**EXERCISE MATERIAL:**
####

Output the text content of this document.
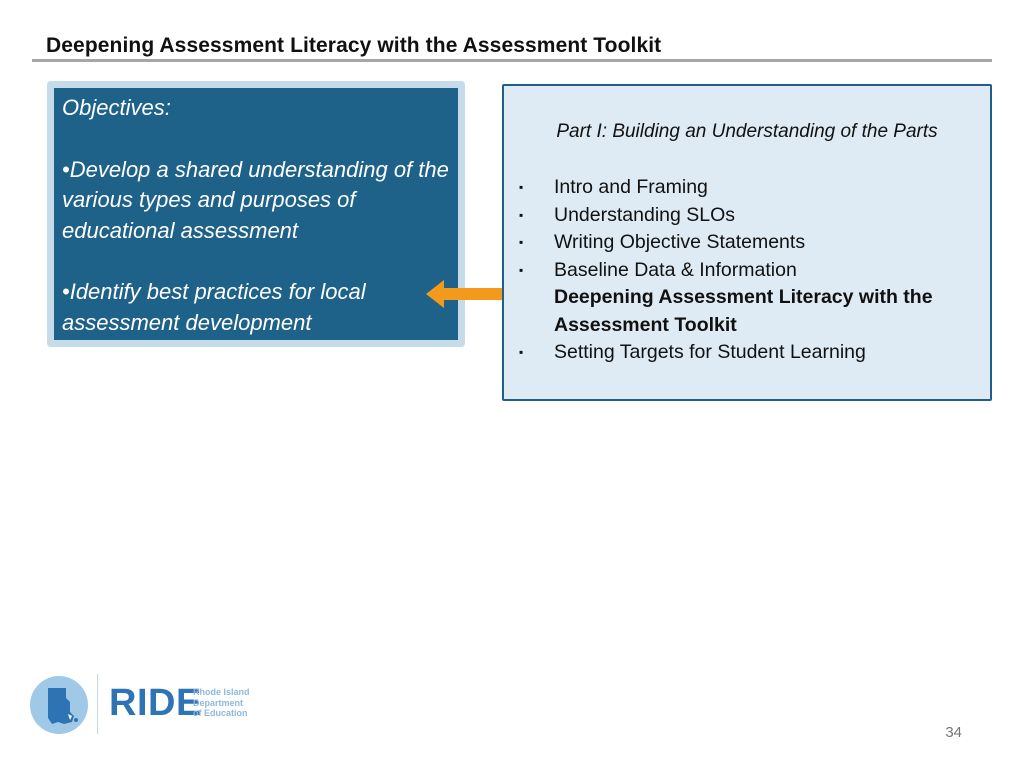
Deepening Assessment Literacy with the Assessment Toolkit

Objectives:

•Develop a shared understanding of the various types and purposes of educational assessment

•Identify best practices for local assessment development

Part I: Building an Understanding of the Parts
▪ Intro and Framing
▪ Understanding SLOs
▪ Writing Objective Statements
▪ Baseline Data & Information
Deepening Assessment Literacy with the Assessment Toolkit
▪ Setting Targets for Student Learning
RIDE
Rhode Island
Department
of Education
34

####

**THE EXERCISE:** Leave the pictures out and print the records above exactly as they stand.

**ANSWER:**
Output the text content of this document.
Deepening Assessment Literacy with the Assessment Toolkit

Objectives:

•Develop a shared understanding of the various types and purposes of educational assessment

•Identify best practices for local assessment development

Part I: Building an Understanding of the Parts
▪ Intro and Framing
▪ Understanding SLOs
▪ Writing Objective Statements
▪ Baseline Data & Information
Deepening Assessment Literacy with the Assessment Toolkit
▪ Setting Targets for Student Learning
RIDE
Rhode Island
Department
of Education
34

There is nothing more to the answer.